## Written request:
Write out the full set of records below exactly.
--*--
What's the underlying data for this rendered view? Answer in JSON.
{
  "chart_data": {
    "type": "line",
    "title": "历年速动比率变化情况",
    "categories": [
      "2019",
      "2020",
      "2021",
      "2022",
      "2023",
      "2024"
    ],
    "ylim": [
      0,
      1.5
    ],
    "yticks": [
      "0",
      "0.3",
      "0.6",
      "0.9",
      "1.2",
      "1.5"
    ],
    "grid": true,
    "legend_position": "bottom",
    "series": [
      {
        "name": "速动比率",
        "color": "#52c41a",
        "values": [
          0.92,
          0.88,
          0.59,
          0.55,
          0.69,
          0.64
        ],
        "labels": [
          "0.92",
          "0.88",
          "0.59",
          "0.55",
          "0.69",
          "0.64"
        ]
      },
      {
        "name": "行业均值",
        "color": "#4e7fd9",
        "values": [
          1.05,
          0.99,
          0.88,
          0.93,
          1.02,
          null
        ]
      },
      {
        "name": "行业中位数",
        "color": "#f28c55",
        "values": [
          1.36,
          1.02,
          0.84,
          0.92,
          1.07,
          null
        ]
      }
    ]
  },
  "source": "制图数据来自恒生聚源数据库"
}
--*--
## Task output:
What's the underlying data for this rendered view? Answer in JSON.
{
  "chart_data": {
    "type": "line",
    "title": "历年速动比率变化情况",
    "categories": [
      "2019",
      "2020",
      "2021",
      "2022",
      "2023",
      "2024"
    ],
    "ylim": [
      0,
      1.5
    ],
    "yticks": [
      "0",
      "0.3",
      "0.6",
      "0.9",
      "1.2",
      "1.5"
    ],
    "grid": true,
    "legend_position": "bottom",
    "series": [
      {
        "name": "速动比率",
        "color": "#52c41a",
        "values": [
          0.92,
          0.88,
          0.59,
          0.55,
          0.69,
          0.64
        ],
        "labels": [
          "0.92",
          "0.88",
          "0.59",
          "0.55",
          "0.69",
          "0.64"
        ]
      },
      {
        "name": "行业均值",
        "color": "#4e7fd9",
        "values": [
          1.05,
          0.99,
          0.88,
          0.93,
          1.02,
          null
        ]
      },
      {
        "name": "行业中位数",
        "color": "#f28c55",
        "values": [
          1.36,
          1.02,
          0.84,
          0.92,
          1.07,
          null
        ]
      }
    ]
  },
  "source": "制图数据来自恒生聚源数据库"
}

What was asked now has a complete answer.